**THE TASK**
Could you repeat the records below exactly, leaving out any pictures?

(Figure data in JSON)
☆ ☆ ☆ ☆ ☆
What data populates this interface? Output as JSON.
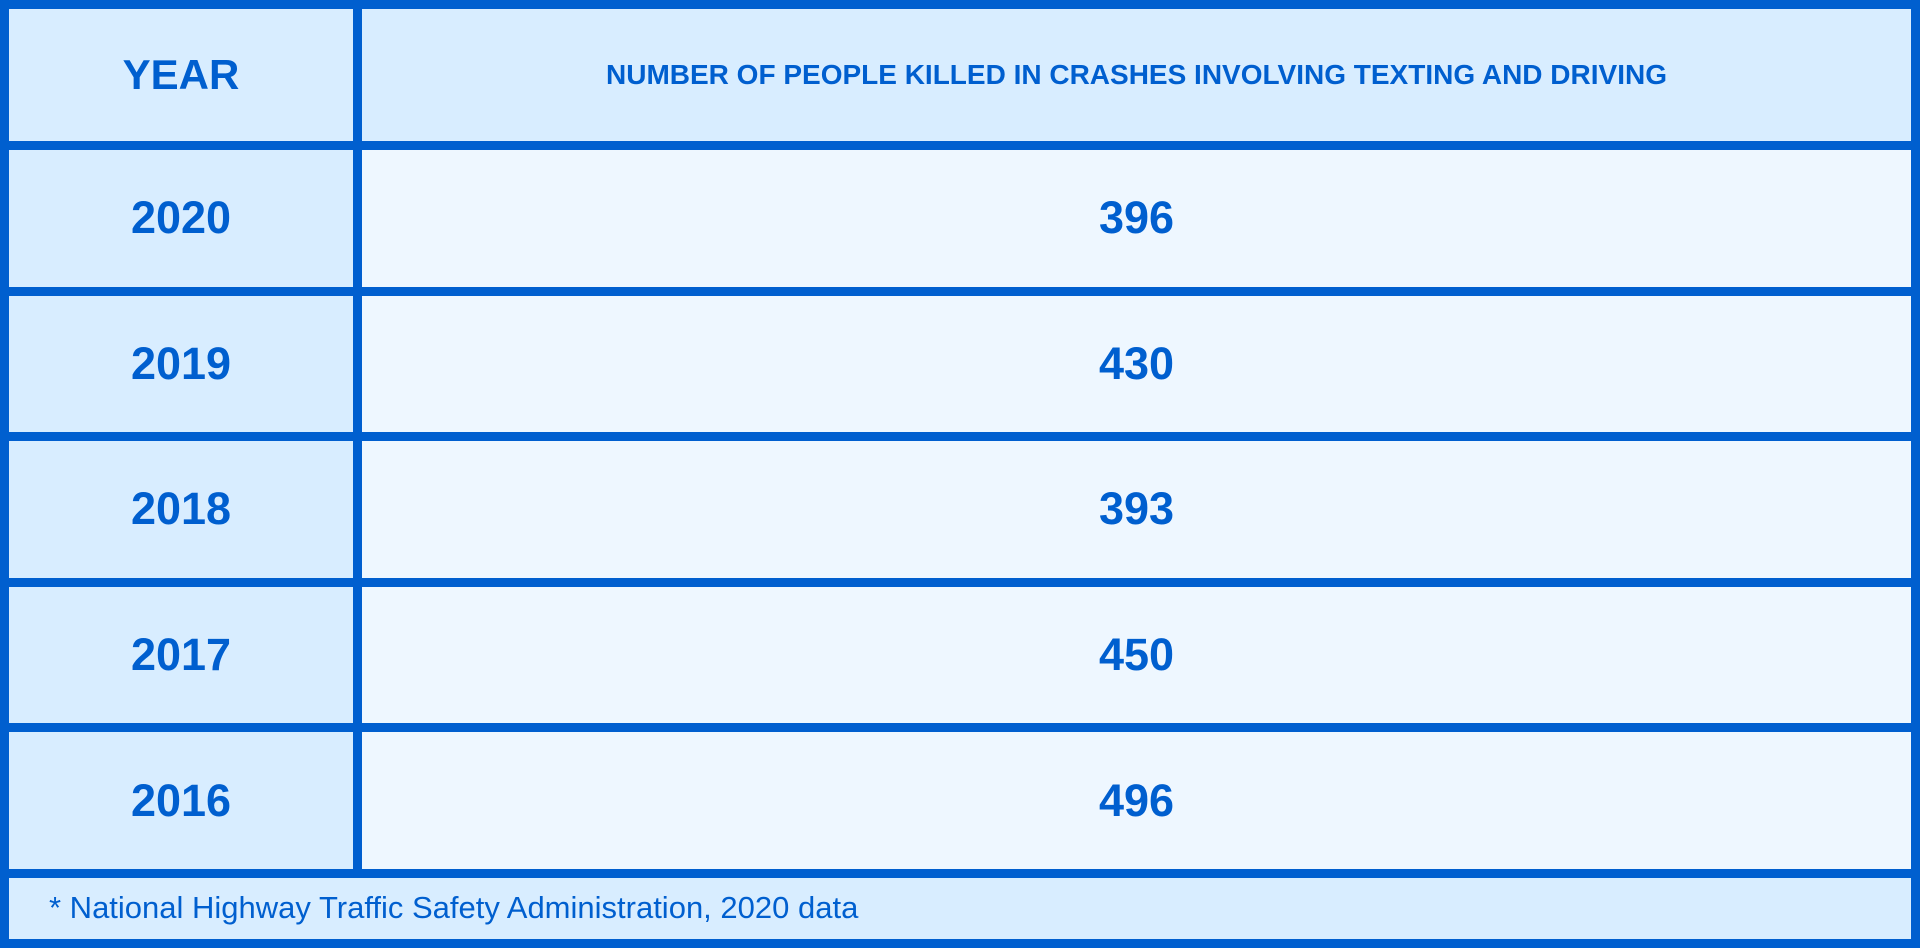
{
  "table": {
    "headers": [
      "YEAR",
      "NUMBER OF PEOPLE KILLED IN CRASHES INVOLVING TEXTING AND DRIVING"
    ],
    "rows": [
      {
        "year": "2020",
        "value": "396"
      },
      {
        "year": "2019",
        "value": "430"
      },
      {
        "year": "2018",
        "value": "393"
      },
      {
        "year": "2017",
        "value": "450"
      },
      {
        "year": "2016",
        "value": "496"
      }
    ],
    "footnote": "*  National Highway Traffic Safety Administration, 2020 data"
  },
  "colors": {
    "border": "#005fcf",
    "header_bg": "#d8edff",
    "value_bg": "#eef7ff",
    "text": "#005fcf"
  }
}
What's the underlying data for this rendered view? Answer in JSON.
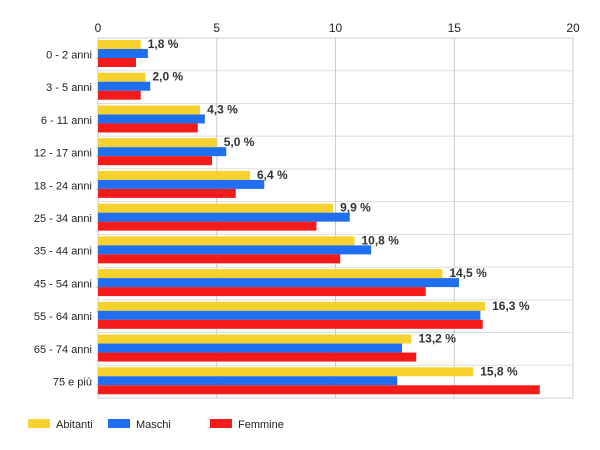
☆ ☆ ☆ ☆ ☆
**COMPLETED EXERCISE**
What data populates this interface? Output as JSON.
{
  "table": {
    "headers": [
      "YEAR",
      "NUMBER OF PEOPLE KILLED IN CRASHES INVOLVING TEXTING AND DRIVING"
    ],
    "rows": [
      {
        "year": "2020",
        "value": "396"
      },
      {
        "year": "2019",
        "value": "430"
      },
      {
        "year": "2018",
        "value": "393"
      },
      {
        "year": "2017",
        "value": "450"
      },
      {
        "year": "2016",
        "value": "496"
      }
    ],
    "footnote": "*  National Highway Traffic Safety Administration, 2020 data"
  },
  "colors": {
    "border": "#005fcf",
    "header_bg": "#d8edff",
    "value_bg": "#eef7ff",
    "text": "#005fcf"
  }
}
What's the underlying data for this rendered view? Answer in JSON.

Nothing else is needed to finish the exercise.